SHORT TASK >> Scan the data for "получателем" and copy the lines it appears in.

[Dataset items]
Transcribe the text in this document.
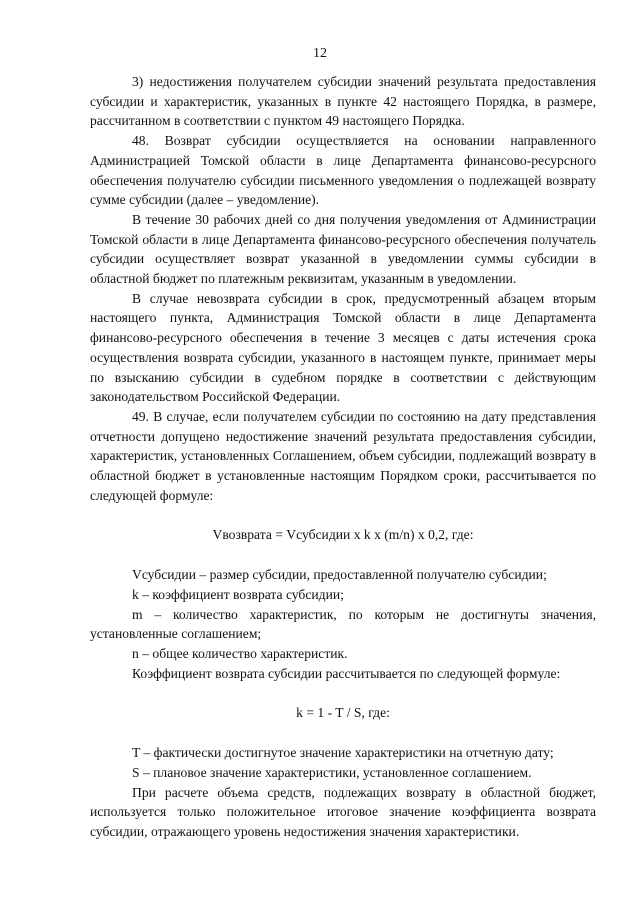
12

3) недостижения получателем субсидии значений результата предоставления субсидии и характеристик, указанных в пункте 42 настоящего Порядка, в размере, рассчитанном в соответствии с пунктом 49 настоящего Порядка.

48. Возврат субсидии осуществляется на основании направленного Администрацией Томской области в лице Департамента финансово-ресурсного обеспечения получателю субсидии письменного уведомления о подлежащей возврату сумме субсидии (далее – уведомление).

В течение 30 рабочих дней со дня получения уведомления от Администрации Томской области в лице Департамента финансово-ресурсного обеспечения получатель субсидии осуществляет возврат указанной в уведомлении суммы субсидии в областной бюджет по платежным реквизитам, указанным в уведомлении.

В случае невозврата субсидии в срок, предусмотренный абзацем вторым настоящего пункта, Администрация Томской области в лице Департамента финансово-ресурсного обеспечения в течение 3 месяцев с даты истечения срока осуществления возврата субсидии, указанного в настоящем пункте, принимает меры по взысканию субсидии в судебном порядке в соответствии с действующим законодательством Российской Федерации.

49. В случае, если получателем субсидии по состоянию на дату представления отчетности допущено недостижение значений результата предоставления субсидии, характеристик, установленных Соглашением, объем субсидии, подлежащий возврату в областной бюджет в установленные настоящим Порядком сроки, рассчитывается по следующей формуле:

Vвозврата = Vсубсидии x k x (m/n) x 0,2, где:

Vсубсидии – размер субсидии, предоставленной получателю субсидии;

k – коэффициент возврата субсидии;

m – количество характеристик, по которым не достигнуты значения, установленные соглашением;

n – общее количество характеристик.

Коэффициент возврата субсидии рассчитывается по следующей формуле:

k = 1 - T / S, где:

T – фактически достигнутое значение характеристики на отчетную дату;

S – плановое значение характеристики, установленное соглашением.

При расчете объема средств, подлежащих возврату в областной бюджет, используется только положительное итоговое значение коэффициента возврата субсидии, отражающего уровень недостижения значения характеристики.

FULL SOLUTION >>
3) недостижения получателем субсидии значений результата предоставления субсидии и характеристик, указанных в пункте 42 настоящего Порядка, в размере, рассчитанном в соответствии с пунктом 49 настоящего Порядка.
49. В случае, если получателем субсидии по состоянию на дату представления отчетности допущено недостижение значений результата предоставления субсидии, характеристик, установленных Соглашением, объем субсидии, подлежащий возврату в областной бюджет в установленные настоящим Порядком сроки, рассчитывается по следующей формуле:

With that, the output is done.